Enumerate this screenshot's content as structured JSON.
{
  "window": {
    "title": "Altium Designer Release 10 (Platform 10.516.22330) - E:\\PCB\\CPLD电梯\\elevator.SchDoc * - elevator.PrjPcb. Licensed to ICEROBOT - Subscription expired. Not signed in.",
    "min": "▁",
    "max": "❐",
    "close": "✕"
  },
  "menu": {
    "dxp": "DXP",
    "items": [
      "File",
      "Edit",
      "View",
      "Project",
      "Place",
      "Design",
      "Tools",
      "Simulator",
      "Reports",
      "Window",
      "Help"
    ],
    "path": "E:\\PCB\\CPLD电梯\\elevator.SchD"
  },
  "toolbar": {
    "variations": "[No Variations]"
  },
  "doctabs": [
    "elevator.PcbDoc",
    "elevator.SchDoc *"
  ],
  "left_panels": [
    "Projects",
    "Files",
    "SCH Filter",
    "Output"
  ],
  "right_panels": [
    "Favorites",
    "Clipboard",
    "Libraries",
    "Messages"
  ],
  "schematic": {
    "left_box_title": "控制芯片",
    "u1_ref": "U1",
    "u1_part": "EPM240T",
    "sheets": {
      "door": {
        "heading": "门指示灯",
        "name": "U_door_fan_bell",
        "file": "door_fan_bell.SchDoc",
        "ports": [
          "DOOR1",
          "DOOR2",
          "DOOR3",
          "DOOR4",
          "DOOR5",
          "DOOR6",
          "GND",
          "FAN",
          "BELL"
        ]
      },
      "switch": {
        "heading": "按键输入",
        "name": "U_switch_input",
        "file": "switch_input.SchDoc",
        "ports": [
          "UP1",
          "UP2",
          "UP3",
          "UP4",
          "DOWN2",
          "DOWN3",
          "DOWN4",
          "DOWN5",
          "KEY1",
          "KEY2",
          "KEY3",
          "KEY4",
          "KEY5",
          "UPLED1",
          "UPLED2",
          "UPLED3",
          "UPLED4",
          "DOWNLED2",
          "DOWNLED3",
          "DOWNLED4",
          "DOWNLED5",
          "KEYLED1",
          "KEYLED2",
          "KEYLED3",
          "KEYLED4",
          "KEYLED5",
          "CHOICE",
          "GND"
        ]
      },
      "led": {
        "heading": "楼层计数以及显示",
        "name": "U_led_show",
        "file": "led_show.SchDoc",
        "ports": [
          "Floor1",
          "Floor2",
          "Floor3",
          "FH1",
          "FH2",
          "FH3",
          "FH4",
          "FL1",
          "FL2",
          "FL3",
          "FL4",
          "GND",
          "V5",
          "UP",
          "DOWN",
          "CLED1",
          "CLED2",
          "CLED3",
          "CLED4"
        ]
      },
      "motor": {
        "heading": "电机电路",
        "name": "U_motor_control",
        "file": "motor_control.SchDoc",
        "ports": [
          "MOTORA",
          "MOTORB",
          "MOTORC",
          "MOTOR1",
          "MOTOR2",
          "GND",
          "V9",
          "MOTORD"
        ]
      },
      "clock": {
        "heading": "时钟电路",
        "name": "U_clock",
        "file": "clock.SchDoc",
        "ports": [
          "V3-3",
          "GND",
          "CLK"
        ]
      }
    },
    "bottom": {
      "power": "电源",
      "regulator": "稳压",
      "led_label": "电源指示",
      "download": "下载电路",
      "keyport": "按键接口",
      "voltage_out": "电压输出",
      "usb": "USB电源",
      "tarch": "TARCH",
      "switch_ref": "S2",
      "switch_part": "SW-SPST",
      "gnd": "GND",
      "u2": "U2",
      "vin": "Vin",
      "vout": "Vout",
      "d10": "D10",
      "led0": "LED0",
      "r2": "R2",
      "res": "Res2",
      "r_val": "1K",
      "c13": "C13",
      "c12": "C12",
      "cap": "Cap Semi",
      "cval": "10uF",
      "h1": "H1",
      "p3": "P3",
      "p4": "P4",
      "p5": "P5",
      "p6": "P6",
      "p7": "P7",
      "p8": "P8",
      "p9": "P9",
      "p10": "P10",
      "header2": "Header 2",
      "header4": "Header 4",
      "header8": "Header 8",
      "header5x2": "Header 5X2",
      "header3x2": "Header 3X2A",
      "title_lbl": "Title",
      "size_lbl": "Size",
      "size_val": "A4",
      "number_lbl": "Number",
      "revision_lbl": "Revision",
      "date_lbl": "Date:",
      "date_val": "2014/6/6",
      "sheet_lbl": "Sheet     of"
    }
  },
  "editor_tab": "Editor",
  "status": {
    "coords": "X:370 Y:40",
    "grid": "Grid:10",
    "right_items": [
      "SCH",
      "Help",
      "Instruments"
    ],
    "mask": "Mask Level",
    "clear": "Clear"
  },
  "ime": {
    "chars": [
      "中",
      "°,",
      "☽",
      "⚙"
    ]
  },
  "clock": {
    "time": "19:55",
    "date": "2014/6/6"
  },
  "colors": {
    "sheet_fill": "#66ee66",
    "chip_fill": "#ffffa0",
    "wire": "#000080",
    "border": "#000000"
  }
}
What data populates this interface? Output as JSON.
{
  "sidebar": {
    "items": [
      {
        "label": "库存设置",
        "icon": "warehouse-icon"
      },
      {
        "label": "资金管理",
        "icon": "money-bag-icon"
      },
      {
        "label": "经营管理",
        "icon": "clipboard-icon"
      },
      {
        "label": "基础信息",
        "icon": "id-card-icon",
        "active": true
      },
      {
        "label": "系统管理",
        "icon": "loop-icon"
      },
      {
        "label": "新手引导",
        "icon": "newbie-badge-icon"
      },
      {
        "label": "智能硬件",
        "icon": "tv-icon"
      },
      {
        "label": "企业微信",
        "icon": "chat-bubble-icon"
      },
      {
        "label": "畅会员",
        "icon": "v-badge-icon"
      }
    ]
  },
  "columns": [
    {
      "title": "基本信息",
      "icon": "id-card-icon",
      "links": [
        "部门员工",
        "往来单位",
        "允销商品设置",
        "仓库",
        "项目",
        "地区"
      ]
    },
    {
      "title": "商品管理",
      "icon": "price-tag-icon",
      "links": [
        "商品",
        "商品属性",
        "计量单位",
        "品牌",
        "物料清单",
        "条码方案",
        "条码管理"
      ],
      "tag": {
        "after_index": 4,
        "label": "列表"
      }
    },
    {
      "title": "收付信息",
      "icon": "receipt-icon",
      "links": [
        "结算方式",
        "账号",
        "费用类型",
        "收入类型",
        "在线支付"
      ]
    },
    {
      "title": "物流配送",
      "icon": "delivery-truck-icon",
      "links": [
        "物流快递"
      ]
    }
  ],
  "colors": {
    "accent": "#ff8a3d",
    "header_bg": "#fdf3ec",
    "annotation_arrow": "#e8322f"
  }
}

------------------------------------------------

**Work to be completed**
Copy every line that contains the string "elevator".

**Output**
    "title": "Altium Designer Release 10 (Platform 10.516.22330) - E:\\PCB\\CPLD电梯\\elevator.SchDoc * - elevator.PrjPcb. Licensed to ICEROBOT - Subscription expired. Not signed in.",
    "path": "E:\\PCB\\CPLD电梯\\elevator.SchD"
    "elevator.PcbDoc",
    "elevator.SchDoc *"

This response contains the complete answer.